◆ DO THIS ◆
Every line of the data that contains the string "leiden" must be copied.
====== EXTRACTED INFORMATION
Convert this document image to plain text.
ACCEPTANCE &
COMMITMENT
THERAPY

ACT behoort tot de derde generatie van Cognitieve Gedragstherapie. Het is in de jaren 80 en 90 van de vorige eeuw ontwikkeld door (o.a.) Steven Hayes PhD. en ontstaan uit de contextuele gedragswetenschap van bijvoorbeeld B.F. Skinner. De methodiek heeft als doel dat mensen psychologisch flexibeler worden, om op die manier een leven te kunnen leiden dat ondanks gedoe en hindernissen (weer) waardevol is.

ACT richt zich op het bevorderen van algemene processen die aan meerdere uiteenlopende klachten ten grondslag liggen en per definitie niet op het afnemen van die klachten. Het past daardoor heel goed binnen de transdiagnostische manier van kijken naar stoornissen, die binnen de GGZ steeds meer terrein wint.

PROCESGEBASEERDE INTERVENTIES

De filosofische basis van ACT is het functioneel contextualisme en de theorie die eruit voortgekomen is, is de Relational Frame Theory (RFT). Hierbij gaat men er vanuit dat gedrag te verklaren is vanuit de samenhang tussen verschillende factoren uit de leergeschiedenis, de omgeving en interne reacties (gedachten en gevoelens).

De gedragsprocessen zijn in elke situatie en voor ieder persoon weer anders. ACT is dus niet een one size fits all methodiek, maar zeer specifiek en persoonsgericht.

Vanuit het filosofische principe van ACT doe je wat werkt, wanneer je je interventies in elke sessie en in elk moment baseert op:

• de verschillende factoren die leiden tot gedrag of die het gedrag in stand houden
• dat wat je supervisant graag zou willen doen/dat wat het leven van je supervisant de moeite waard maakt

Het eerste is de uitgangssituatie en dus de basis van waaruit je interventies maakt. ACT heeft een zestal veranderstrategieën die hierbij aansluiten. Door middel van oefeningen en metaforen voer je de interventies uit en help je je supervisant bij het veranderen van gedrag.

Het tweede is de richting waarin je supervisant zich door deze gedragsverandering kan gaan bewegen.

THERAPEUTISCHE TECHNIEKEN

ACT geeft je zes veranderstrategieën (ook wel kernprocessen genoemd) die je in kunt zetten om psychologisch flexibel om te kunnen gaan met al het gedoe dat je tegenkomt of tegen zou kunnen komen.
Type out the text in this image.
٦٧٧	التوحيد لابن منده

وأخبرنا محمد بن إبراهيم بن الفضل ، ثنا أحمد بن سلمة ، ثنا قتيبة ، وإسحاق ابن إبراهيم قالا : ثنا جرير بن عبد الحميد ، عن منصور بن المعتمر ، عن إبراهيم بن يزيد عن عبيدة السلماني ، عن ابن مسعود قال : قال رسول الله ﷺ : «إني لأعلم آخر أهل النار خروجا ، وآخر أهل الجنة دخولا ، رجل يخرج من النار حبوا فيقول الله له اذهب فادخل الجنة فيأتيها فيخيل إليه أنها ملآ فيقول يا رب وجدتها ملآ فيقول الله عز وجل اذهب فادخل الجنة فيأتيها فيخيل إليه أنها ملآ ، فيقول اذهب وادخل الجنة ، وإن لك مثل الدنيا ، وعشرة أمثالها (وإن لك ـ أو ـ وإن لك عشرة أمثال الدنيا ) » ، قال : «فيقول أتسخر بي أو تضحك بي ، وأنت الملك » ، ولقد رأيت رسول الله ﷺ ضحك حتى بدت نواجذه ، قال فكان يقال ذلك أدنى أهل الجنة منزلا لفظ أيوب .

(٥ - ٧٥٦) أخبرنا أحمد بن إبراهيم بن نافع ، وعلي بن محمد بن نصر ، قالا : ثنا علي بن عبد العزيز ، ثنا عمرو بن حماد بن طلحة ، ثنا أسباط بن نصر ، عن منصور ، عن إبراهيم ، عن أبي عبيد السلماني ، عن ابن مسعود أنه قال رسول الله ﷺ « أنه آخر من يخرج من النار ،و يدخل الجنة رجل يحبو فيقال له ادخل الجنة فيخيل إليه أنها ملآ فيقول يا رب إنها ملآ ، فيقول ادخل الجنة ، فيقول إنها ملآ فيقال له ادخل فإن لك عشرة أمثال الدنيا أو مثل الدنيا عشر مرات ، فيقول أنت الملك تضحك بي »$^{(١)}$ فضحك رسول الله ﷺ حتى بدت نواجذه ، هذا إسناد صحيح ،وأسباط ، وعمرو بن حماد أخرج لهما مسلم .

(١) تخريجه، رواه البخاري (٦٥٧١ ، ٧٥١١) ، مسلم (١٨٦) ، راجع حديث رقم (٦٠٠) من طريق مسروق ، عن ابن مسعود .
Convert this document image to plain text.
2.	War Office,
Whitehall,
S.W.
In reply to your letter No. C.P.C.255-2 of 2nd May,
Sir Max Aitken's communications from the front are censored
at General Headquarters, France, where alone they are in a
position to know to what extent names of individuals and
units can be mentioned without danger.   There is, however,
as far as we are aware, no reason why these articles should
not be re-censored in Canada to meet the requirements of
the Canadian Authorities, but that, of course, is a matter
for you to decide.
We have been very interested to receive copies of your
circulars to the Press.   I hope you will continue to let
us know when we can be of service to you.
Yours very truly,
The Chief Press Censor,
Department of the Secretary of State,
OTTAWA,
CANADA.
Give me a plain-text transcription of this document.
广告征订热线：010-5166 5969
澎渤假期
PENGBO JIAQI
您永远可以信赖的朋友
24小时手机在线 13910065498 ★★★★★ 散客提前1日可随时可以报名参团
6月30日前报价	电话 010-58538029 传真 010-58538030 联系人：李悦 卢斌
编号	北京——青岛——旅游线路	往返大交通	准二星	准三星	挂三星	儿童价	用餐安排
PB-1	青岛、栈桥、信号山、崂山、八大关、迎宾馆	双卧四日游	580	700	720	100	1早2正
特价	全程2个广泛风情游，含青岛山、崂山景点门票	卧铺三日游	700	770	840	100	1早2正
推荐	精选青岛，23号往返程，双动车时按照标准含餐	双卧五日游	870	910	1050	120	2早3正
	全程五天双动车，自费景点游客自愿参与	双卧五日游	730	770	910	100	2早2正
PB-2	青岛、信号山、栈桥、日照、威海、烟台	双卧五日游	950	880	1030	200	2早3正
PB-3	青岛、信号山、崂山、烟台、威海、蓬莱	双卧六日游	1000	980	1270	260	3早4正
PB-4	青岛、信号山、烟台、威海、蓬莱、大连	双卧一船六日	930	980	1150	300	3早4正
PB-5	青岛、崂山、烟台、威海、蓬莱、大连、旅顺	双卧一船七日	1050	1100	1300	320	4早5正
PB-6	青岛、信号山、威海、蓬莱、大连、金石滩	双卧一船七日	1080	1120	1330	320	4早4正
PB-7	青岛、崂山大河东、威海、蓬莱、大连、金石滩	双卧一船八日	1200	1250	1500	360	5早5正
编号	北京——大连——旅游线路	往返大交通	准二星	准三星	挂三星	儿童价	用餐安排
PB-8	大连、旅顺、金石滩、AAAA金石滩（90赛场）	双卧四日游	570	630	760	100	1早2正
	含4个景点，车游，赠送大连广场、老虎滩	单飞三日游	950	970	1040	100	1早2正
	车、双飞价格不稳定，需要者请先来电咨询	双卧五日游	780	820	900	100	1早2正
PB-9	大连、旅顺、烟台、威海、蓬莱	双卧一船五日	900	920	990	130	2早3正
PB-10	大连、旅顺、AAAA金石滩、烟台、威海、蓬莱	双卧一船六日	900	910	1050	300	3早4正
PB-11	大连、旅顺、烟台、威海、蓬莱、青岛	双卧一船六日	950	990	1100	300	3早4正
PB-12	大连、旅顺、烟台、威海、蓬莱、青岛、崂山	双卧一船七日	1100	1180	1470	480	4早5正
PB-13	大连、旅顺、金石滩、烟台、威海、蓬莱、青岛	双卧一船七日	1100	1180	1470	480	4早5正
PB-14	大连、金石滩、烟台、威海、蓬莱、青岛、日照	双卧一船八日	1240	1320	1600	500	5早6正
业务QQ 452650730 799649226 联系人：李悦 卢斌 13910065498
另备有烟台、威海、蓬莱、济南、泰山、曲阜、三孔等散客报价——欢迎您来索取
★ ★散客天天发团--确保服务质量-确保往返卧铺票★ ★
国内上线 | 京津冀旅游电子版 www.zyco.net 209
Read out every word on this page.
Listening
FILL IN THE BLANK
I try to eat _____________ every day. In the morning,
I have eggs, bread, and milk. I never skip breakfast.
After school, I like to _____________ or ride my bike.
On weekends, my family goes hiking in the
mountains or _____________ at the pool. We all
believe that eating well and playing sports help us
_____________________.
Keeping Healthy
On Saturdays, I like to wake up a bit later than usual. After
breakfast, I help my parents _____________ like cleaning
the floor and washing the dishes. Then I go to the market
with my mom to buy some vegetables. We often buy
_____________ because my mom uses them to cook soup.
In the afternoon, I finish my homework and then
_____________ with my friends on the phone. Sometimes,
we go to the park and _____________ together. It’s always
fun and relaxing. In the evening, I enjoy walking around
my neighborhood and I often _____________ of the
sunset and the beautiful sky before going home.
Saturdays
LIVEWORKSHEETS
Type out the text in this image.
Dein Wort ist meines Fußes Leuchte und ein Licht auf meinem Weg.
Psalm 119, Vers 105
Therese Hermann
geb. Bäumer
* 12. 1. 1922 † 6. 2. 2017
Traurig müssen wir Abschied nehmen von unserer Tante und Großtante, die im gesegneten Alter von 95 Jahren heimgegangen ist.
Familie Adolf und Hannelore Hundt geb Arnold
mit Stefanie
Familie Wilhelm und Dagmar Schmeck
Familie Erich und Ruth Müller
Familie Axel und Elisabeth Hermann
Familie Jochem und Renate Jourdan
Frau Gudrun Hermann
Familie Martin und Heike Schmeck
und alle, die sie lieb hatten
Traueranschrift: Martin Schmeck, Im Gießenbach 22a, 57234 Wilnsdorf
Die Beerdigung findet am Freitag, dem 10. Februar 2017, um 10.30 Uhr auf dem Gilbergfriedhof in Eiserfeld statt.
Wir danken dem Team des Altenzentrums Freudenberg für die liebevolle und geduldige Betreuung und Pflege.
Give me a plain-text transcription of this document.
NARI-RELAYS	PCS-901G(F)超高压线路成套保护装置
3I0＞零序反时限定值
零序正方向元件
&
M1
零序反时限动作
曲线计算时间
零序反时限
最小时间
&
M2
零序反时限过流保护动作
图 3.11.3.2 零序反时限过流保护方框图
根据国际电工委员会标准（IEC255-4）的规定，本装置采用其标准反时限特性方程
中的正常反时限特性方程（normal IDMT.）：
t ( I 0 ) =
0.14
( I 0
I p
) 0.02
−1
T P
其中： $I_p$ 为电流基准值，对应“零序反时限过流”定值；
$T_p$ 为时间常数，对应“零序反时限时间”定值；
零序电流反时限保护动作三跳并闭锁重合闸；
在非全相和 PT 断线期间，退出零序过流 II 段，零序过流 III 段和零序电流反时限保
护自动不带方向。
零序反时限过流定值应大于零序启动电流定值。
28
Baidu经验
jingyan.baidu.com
============
◆ RESULT ◆
ACT behoort tot de derde generatie van Cognitieve Gedragstherapie. Het is in de jaren 80 en 90 van de vorige eeuw ontwikkeld door (o.a.) Steven Hayes PhD. en ontstaan uit de contextuele gedragswetenschap van bijvoorbeeld B.F. Skinner. De methodiek heeft als doel dat mensen psychologisch flexibeler worden, om op die manier een leven te kunnen leiden dat ondanks gedoe en hindernissen (weer) waardevol is.
• de verschillende factoren die leiden tot gedrag of die het gedrag in stand houden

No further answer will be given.